REQUIRED WORK: Output every entry exactly, from the first line to the last.

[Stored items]

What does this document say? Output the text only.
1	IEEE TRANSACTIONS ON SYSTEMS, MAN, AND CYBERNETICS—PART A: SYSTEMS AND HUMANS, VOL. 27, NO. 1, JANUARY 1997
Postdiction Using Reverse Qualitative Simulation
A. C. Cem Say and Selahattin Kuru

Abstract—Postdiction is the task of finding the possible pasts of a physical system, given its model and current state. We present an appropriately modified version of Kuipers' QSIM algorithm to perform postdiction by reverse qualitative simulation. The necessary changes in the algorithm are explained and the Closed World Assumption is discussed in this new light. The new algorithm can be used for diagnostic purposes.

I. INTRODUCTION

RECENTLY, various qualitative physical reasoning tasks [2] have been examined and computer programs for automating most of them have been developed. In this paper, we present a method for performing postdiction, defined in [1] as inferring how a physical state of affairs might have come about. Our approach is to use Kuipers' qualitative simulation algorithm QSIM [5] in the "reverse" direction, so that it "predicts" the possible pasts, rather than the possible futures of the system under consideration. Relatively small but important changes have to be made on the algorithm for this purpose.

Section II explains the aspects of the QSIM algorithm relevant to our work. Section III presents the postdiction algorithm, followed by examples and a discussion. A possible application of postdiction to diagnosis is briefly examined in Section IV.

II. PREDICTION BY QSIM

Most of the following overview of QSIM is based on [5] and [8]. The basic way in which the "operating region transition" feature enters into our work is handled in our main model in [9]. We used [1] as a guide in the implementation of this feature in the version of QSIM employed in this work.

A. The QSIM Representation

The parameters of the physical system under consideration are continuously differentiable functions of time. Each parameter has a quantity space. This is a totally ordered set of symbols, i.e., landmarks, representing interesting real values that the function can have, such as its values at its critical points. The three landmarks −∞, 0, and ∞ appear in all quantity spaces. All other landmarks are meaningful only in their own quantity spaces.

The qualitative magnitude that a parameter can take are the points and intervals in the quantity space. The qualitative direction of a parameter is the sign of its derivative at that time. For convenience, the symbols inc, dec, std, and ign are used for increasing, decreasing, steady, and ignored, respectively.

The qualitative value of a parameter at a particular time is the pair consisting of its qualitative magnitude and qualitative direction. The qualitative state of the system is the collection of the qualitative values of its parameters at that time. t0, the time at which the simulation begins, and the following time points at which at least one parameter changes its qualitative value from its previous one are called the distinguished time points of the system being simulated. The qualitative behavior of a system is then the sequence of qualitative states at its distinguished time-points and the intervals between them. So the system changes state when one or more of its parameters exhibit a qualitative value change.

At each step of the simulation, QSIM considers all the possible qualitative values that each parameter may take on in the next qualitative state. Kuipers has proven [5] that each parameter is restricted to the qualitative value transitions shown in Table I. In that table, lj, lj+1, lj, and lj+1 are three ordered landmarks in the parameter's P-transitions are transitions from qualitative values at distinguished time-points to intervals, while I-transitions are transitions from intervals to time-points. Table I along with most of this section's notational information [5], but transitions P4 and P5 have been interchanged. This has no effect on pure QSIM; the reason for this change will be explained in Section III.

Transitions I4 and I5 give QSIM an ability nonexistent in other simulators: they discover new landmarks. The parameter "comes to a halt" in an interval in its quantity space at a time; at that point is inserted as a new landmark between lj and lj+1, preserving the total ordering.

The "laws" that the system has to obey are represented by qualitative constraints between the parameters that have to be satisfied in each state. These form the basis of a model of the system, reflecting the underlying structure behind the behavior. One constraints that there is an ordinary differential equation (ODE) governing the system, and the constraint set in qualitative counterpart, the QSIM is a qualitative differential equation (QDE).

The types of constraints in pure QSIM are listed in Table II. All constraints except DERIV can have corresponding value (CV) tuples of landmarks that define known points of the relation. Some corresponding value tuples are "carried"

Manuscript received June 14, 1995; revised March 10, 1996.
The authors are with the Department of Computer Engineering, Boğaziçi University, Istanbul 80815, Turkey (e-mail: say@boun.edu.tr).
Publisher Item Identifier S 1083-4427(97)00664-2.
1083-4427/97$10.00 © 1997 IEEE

FINISHED EXERCISE:
What does this document say? Output the text only.
1	IEEE TRANSACTIONS ON SYSTEMS, MAN, AND CYBERNETICS—PART A: SYSTEMS AND HUMANS, VOL. 27, NO. 1, JANUARY 1997
Postdiction Using Reverse Qualitative Simulation
A. C. Cem Say and Selahattin Kuru

Abstract—Postdiction is the task of finding the possible pasts of a physical system, given its model and current state. We present an appropriately modified version of Kuipers' QSIM algorithm to perform postdiction by reverse qualitative simulation. The necessary changes in the algorithm are explained and the Closed World Assumption is discussed in this new light. The new algorithm can be used for diagnostic purposes.

I. INTRODUCTION

RECENTLY, various qualitative physical reasoning tasks [2] have been examined and computer programs for automating most of them have been developed. In this paper, we present a method for performing postdiction, defined in [1] as inferring how a physical state of affairs might have come about. Our approach is to use Kuipers' qualitative simulation algorithm QSIM [5] in the "reverse" direction, so that it "predicts" the possible pasts, rather than the possible futures of the system under consideration. Relatively small but important changes have to be made on the algorithm for this purpose.

Section II explains the aspects of the QSIM algorithm relevant to our work. Section III presents the postdiction algorithm, followed by examples and a discussion. A possible application of postdiction to diagnosis is briefly examined in Section IV.

II. PREDICTION BY QSIM

Most of the following overview of QSIM is based on [5] and [8]. The basic way in which the "operating region transition" feature enters into our work is handled in our main model in [9]. We used [1] as a guide in the implementation of this feature in the version of QSIM employed in this work.

A. The QSIM Representation

The parameters of the physical system under consideration are continuously differentiable functions of time. Each parameter has a quantity space. This is a totally ordered set of symbols, i.e., landmarks, representing interesting real values that the function can have, such as its values at its critical points. The three landmarks −∞, 0, and ∞ appear in all quantity spaces. All other landmarks are meaningful only in their own quantity spaces.

The qualitative magnitude that a parameter can take are the points and intervals in the quantity space. The qualitative direction of a parameter is the sign of its derivative at that time. For convenience, the symbols inc, dec, std, and ign are used for increasing, decreasing, steady, and ignored, respectively.

The qualitative value of a parameter at a particular time is the pair consisting of its qualitative magnitude and qualitative direction. The qualitative state of the system is the collection of the qualitative values of its parameters at that time. t0, the time at which the simulation begins, and the following time points at which at least one parameter changes its qualitative value from its previous one are called the distinguished time points of the system being simulated. The qualitative behavior of a system is then the sequence of qualitative states at its distinguished time-points and the intervals between them. So the system changes state when one or more of its parameters exhibit a qualitative value change.

At each step of the simulation, QSIM considers all the possible qualitative values that each parameter may take on in the next qualitative state. Kuipers has proven [5] that each parameter is restricted to the qualitative value transitions shown in Table I. In that table, lj, lj+1, lj, and lj+1 are three ordered landmarks in the parameter's P-transitions are transitions from qualitative values at distinguished time-points to intervals, while I-transitions are transitions from intervals to time-points. Table I along with most of this section's notational information [5], but transitions P4 and P5 have been interchanged. This has no effect on pure QSIM; the reason for this change will be explained in Section III.

Transitions I4 and I5 give QSIM an ability nonexistent in other simulators: they discover new landmarks. The parameter "comes to a halt" in an interval in its quantity space at a time; at that point is inserted as a new landmark between lj and lj+1, preserving the total ordering.

The "laws" that the system has to obey are represented by qualitative constraints between the parameters that have to be satisfied in each state. These form the basis of a model of the system, reflecting the underlying structure behind the behavior. One constraints that there is an ordinary differential equation (ODE) governing the system, and the constraint set in qualitative counterpart, the QSIM is a qualitative differential equation (QDE).

The types of constraints in pure QSIM are listed in Table II. All constraints except DERIV can have corresponding value (CV) tuples of landmarks that define known points of the relation. Some corresponding value tuples are "carried"

Manuscript received June 14, 1995; revised March 10, 1996.
The authors are with the Department of Computer Engineering, Boğaziçi University, Istanbul 80815, Turkey (e-mail: say@boun.edu.tr).
Publisher Item Identifier S 1083-4427(97)00664-2.
1083-4427/97$10.00 © 1997 IEEE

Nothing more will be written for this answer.